* **Goal of the exercise**: Read the material below and count the lines holding the string "vivo". Give that count with nothing added.

* **Dataset items**:
• • •
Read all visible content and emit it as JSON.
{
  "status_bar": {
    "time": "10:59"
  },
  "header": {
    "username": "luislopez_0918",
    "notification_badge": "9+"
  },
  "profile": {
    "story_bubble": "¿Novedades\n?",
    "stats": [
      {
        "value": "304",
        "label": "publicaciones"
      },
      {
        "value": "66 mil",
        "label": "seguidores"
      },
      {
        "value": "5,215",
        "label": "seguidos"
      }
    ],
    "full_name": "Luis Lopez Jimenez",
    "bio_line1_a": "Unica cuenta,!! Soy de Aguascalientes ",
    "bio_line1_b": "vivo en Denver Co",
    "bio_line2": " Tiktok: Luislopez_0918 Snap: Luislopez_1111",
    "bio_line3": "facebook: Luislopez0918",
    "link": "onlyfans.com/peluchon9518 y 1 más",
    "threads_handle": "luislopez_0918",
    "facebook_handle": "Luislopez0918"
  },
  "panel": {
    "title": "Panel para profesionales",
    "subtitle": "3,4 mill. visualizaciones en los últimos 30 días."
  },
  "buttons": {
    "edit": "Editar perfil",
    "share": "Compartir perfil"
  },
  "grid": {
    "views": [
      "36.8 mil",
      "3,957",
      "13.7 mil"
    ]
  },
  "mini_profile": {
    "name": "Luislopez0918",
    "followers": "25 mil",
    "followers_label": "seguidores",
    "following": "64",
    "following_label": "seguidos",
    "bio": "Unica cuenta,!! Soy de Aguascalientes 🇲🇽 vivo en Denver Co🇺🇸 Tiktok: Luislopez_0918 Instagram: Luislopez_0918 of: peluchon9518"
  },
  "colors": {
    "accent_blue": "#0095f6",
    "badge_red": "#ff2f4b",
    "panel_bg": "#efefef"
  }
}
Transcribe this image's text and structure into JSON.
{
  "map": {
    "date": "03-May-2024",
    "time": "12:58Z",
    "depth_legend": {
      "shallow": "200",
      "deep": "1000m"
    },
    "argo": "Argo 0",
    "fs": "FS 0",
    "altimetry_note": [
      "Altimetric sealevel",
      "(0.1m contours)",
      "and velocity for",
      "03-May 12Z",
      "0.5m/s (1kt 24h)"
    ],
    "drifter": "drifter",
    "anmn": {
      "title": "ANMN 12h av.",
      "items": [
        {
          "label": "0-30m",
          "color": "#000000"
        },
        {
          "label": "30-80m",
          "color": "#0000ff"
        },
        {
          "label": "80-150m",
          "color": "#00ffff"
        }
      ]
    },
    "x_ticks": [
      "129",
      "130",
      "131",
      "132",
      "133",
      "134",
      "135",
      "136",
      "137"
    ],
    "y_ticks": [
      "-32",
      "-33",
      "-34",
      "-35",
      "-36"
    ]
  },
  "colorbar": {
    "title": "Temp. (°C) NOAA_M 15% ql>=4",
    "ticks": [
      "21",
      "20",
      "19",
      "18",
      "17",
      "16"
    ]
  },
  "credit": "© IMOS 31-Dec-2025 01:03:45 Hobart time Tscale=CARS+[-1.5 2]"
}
• • •
* **Exercise solution**: 2